EXERCISE TASK » Locate every line in the material below that has the word "JSON". Copy each of those lines.

[Extracts from a graphics dataset]
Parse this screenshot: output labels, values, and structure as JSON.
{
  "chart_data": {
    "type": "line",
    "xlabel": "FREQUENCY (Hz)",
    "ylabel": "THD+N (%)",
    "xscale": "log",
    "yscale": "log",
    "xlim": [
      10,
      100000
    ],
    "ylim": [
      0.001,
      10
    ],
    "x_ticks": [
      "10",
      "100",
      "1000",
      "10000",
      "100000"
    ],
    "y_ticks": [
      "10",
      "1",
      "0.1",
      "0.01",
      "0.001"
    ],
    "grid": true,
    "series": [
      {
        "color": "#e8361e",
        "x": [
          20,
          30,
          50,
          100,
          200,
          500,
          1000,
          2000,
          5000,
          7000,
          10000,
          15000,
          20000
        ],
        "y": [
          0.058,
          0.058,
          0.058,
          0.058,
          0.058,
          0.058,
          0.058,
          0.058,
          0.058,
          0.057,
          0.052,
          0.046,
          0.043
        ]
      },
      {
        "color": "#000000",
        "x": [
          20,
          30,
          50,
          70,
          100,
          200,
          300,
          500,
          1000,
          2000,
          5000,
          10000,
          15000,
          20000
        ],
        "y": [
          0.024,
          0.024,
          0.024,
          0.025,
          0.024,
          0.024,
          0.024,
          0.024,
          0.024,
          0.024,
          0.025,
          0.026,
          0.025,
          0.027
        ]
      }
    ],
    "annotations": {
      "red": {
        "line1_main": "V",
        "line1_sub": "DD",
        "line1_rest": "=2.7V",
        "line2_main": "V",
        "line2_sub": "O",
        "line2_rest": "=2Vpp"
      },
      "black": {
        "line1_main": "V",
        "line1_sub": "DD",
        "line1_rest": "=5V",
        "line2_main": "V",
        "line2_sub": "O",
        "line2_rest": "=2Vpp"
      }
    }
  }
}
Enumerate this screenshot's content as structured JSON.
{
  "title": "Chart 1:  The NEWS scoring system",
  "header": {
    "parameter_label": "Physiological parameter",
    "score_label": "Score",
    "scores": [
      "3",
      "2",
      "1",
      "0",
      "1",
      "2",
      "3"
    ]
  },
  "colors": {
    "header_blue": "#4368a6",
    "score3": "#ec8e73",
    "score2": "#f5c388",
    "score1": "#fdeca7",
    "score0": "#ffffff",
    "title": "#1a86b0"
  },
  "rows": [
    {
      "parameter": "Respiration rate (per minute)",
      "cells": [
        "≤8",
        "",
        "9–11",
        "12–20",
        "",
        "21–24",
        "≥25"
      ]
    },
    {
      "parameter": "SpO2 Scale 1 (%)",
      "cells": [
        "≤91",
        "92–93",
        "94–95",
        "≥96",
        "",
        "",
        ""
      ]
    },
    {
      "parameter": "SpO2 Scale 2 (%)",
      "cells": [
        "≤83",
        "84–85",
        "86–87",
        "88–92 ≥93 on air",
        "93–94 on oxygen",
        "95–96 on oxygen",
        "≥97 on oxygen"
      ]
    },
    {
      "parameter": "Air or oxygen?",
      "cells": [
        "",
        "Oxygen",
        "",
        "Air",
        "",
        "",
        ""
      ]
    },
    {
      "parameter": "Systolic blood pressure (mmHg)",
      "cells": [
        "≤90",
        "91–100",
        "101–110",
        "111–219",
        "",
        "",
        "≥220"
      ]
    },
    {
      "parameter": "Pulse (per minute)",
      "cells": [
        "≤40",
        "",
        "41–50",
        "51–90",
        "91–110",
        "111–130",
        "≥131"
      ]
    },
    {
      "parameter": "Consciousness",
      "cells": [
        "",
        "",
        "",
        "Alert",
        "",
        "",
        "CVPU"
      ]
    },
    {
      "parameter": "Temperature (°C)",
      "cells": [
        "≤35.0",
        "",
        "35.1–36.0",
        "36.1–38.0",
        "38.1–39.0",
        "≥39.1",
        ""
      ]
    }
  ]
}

COMPLETE RESPONSE »
Parse this screenshot: output labels, values, and structure as JSON.
Enumerate this screenshot's content as structured JSON.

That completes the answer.